__Task objective__. Reproduce the data in its entirety, exactly as supplied.

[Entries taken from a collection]
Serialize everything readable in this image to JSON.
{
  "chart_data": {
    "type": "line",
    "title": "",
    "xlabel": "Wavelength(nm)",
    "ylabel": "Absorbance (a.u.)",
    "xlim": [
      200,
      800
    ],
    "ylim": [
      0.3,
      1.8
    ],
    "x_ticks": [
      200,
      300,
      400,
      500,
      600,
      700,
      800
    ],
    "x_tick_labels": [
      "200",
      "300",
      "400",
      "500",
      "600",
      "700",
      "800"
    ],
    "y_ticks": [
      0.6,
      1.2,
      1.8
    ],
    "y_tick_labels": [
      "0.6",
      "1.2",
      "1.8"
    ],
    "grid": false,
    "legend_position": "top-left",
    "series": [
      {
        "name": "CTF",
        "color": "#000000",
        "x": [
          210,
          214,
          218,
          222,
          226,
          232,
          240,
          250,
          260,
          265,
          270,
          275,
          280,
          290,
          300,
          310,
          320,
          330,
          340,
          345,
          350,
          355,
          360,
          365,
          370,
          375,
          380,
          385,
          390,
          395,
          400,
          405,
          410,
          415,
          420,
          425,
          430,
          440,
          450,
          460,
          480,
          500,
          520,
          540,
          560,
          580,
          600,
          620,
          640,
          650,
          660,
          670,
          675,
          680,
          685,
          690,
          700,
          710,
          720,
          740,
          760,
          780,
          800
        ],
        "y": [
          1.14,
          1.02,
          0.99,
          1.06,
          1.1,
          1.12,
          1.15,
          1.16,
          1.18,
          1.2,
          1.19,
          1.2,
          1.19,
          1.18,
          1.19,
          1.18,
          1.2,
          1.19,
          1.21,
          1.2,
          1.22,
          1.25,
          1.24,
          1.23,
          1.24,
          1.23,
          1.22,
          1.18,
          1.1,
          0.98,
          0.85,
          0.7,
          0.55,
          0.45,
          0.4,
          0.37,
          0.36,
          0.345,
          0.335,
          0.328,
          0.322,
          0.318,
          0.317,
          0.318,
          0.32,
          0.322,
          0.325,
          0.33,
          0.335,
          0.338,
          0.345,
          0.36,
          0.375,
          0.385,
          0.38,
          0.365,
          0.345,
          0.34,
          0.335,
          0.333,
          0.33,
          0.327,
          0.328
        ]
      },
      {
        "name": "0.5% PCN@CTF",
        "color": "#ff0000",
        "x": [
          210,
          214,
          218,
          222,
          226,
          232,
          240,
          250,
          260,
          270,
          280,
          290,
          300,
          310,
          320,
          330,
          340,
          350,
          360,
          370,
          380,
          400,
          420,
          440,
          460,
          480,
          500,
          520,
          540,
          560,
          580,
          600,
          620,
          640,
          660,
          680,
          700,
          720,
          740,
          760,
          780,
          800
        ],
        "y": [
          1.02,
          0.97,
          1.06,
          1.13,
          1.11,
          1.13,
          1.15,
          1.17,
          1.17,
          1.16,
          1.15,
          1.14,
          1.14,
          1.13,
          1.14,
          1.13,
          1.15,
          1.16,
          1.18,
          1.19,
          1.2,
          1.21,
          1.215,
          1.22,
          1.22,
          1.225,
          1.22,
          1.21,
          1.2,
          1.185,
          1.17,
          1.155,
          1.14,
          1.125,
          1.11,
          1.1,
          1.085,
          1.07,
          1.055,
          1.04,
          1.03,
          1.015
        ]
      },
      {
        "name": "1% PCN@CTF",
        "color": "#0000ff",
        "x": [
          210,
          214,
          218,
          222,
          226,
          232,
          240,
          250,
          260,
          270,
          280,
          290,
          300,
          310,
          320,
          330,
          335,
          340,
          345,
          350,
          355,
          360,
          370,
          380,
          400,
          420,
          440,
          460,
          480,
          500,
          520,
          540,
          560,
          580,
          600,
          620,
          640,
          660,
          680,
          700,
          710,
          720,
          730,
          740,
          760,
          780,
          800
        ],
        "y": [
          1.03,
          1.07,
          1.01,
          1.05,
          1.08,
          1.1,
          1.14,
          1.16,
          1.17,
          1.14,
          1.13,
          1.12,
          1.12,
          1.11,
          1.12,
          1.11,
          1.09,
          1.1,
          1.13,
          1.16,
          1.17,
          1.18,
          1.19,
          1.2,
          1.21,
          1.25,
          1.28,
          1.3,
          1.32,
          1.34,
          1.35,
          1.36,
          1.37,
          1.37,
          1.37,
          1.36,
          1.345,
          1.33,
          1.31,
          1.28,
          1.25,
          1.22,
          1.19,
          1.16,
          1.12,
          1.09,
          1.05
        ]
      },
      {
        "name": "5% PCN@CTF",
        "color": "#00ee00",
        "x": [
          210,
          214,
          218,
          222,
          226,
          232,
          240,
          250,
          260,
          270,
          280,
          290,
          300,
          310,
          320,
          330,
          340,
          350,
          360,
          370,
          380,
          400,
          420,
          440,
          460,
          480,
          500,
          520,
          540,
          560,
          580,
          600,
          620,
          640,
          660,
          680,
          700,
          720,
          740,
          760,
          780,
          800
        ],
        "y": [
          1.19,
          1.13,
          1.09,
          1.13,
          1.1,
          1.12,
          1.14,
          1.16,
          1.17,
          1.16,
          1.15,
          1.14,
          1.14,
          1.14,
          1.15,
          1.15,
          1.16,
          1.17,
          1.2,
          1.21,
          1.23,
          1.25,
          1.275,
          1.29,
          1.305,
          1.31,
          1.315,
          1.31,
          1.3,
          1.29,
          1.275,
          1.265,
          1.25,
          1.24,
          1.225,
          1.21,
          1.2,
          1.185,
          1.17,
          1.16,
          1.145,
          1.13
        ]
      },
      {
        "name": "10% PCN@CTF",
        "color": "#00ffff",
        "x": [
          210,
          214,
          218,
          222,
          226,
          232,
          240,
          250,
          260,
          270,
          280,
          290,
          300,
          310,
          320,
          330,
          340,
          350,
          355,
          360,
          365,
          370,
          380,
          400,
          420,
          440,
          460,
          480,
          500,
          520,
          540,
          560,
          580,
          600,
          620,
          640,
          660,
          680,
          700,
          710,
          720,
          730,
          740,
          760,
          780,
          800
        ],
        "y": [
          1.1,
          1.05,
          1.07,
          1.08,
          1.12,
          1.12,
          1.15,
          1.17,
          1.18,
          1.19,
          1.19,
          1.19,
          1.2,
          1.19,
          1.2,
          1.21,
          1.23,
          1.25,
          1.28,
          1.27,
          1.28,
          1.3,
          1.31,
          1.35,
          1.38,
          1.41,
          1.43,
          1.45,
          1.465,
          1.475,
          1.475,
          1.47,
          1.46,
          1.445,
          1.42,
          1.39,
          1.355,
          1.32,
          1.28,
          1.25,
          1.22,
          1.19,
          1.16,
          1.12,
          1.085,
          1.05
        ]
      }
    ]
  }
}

__The answer__.
Serialize everything readable in this image to JSON.
{
  "chart_data": {
    "type": "line",
    "title": "",
    "xlabel": "Wavelength(nm)",
    "ylabel": "Absorbance (a.u.)",
    "xlim": [
      200,
      800
    ],
    "ylim": [
      0.3,
      1.8
    ],
    "x_ticks": [
      200,
      300,
      400,
      500,
      600,
      700,
      800
    ],
    "x_tick_labels": [
      "200",
      "300",
      "400",
      "500",
      "600",
      "700",
      "800"
    ],
    "y_ticks": [
      0.6,
      1.2,
      1.8
    ],
    "y_tick_labels": [
      "0.6",
      "1.2",
      "1.8"
    ],
    "grid": false,
    "legend_position": "top-left",
    "series": [
      {
        "name": "CTF",
        "color": "#000000",
        "x": [
          210,
          214,
          218,
          222,
          226,
          232,
          240,
          250,
          260,
          265,
          270,
          275,
          280,
          290,
          300,
          310,
          320,
          330,
          340,
          345,
          350,
          355,
          360,
          365,
          370,
          375,
          380,
          385,
          390,
          395,
          400,
          405,
          410,
          415,
          420,
          425,
          430,
          440,
          450,
          460,
          480,
          500,
          520,
          540,
          560,
          580,
          600,
          620,
          640,
          650,
          660,
          670,
          675,
          680,
          685,
          690,
          700,
          710,
          720,
          740,
          760,
          780,
          800
        ],
        "y": [
          1.14,
          1.02,
          0.99,
          1.06,
          1.1,
          1.12,
          1.15,
          1.16,
          1.18,
          1.2,
          1.19,
          1.2,
          1.19,
          1.18,
          1.19,
          1.18,
          1.2,
          1.19,
          1.21,
          1.2,
          1.22,
          1.25,
          1.24,
          1.23,
          1.24,
          1.23,
          1.22,
          1.18,
          1.1,
          0.98,
          0.85,
          0.7,
          0.55,
          0.45,
          0.4,
          0.37,
          0.36,
          0.345,
          0.335,
          0.328,
          0.322,
          0.318,
          0.317,
          0.318,
          0.32,
          0.322,
          0.325,
          0.33,
          0.335,
          0.338,
          0.345,
          0.36,
          0.375,
          0.385,
          0.38,
          0.365,
          0.345,
          0.34,
          0.335,
          0.333,
          0.33,
          0.327,
          0.328
        ]
      },
      {
        "name": "0.5% PCN@CTF",
        "color": "#ff0000",
        "x": [
          210,
          214,
          218,
          222,
          226,
          232,
          240,
          250,
          260,
          270,
          280,
          290,
          300,
          310,
          320,
          330,
          340,
          350,
          360,
          370,
          380,
          400,
          420,
          440,
          460,
          480,
          500,
          520,
          540,
          560,
          580,
          600,
          620,
          640,
          660,
          680,
          700,
          720,
          740,
          760,
          780,
          800
        ],
        "y": [
          1.02,
          0.97,
          1.06,
          1.13,
          1.11,
          1.13,
          1.15,
          1.17,
          1.17,
          1.16,
          1.15,
          1.14,
          1.14,
          1.13,
          1.14,
          1.13,
          1.15,
          1.16,
          1.18,
          1.19,
          1.2,
          1.21,
          1.215,
          1.22,
          1.22,
          1.225,
          1.22,
          1.21,
          1.2,
          1.185,
          1.17,
          1.155,
          1.14,
          1.125,
          1.11,
          1.1,
          1.085,
          1.07,
          1.055,
          1.04,
          1.03,
          1.015
        ]
      },
      {
        "name": "1% PCN@CTF",
        "color": "#0000ff",
        "x": [
          210,
          214,
          218,
          222,
          226,
          232,
          240,
          250,
          260,
          270,
          280,
          290,
          300,
          310,
          320,
          330,
          335,
          340,
          345,
          350,
          355,
          360,
          370,
          380,
          400,
          420,
          440,
          460,
          480,
          500,
          520,
          540,
          560,
          580,
          600,
          620,
          640,
          660,
          680,
          700,
          710,
          720,
          730,
          740,
          760,
          780,
          800
        ],
        "y": [
          1.03,
          1.07,
          1.01,
          1.05,
          1.08,
          1.1,
          1.14,
          1.16,
          1.17,
          1.14,
          1.13,
          1.12,
          1.12,
          1.11,
          1.12,
          1.11,
          1.09,
          1.1,
          1.13,
          1.16,
          1.17,
          1.18,
          1.19,
          1.2,
          1.21,
          1.25,
          1.28,
          1.3,
          1.32,
          1.34,
          1.35,
          1.36,
          1.37,
          1.37,
          1.37,
          1.36,
          1.345,
          1.33,
          1.31,
          1.28,
          1.25,
          1.22,
          1.19,
          1.16,
          1.12,
          1.09,
          1.05
        ]
      },
      {
        "name": "5% PCN@CTF",
        "color": "#00ee00",
        "x": [
          210,
          214,
          218,
          222,
          226,
          232,
          240,
          250,
          260,
          270,
          280,
          290,
          300,
          310,
          320,
          330,
          340,
          350,
          360,
          370,
          380,
          400,
          420,
          440,
          460,
          480,
          500,
          520,
          540,
          560,
          580,
          600,
          620,
          640,
          660,
          680,
          700,
          720,
          740,
          760,
          780,
          800
        ],
        "y": [
          1.19,
          1.13,
          1.09,
          1.13,
          1.1,
          1.12,
          1.14,
          1.16,
          1.17,
          1.16,
          1.15,
          1.14,
          1.14,
          1.14,
          1.15,
          1.15,
          1.16,
          1.17,
          1.2,
          1.21,
          1.23,
          1.25,
          1.275,
          1.29,
          1.305,
          1.31,
          1.315,
          1.31,
          1.3,
          1.29,
          1.275,
          1.265,
          1.25,
          1.24,
          1.225,
          1.21,
          1.2,
          1.185,
          1.17,
          1.16,
          1.145,
          1.13
        ]
      },
      {
        "name": "10% PCN@CTF",
        "color": "#00ffff",
        "x": [
          210,
          214,
          218,
          222,
          226,
          232,
          240,
          250,
          260,
          270,
          280,
          290,
          300,
          310,
          320,
          330,
          340,
          350,
          355,
          360,
          365,
          370,
          380,
          400,
          420,
          440,
          460,
          480,
          500,
          520,
          540,
          560,
          580,
          600,
          620,
          640,
          660,
          680,
          700,
          710,
          720,
          730,
          740,
          760,
          780,
          800
        ],
        "y": [
          1.1,
          1.05,
          1.07,
          1.08,
          1.12,
          1.12,
          1.15,
          1.17,
          1.18,
          1.19,
          1.19,
          1.19,
          1.2,
          1.19,
          1.2,
          1.21,
          1.23,
          1.25,
          1.28,
          1.27,
          1.28,
          1.3,
          1.31,
          1.35,
          1.38,
          1.41,
          1.43,
          1.45,
          1.465,
          1.475,
          1.475,
          1.47,
          1.46,
          1.445,
          1.42,
          1.39,
          1.355,
          1.32,
          1.28,
          1.25,
          1.22,
          1.19,
          1.16,
          1.12,
          1.085,
          1.05
        ]
      }
    ]
  }
}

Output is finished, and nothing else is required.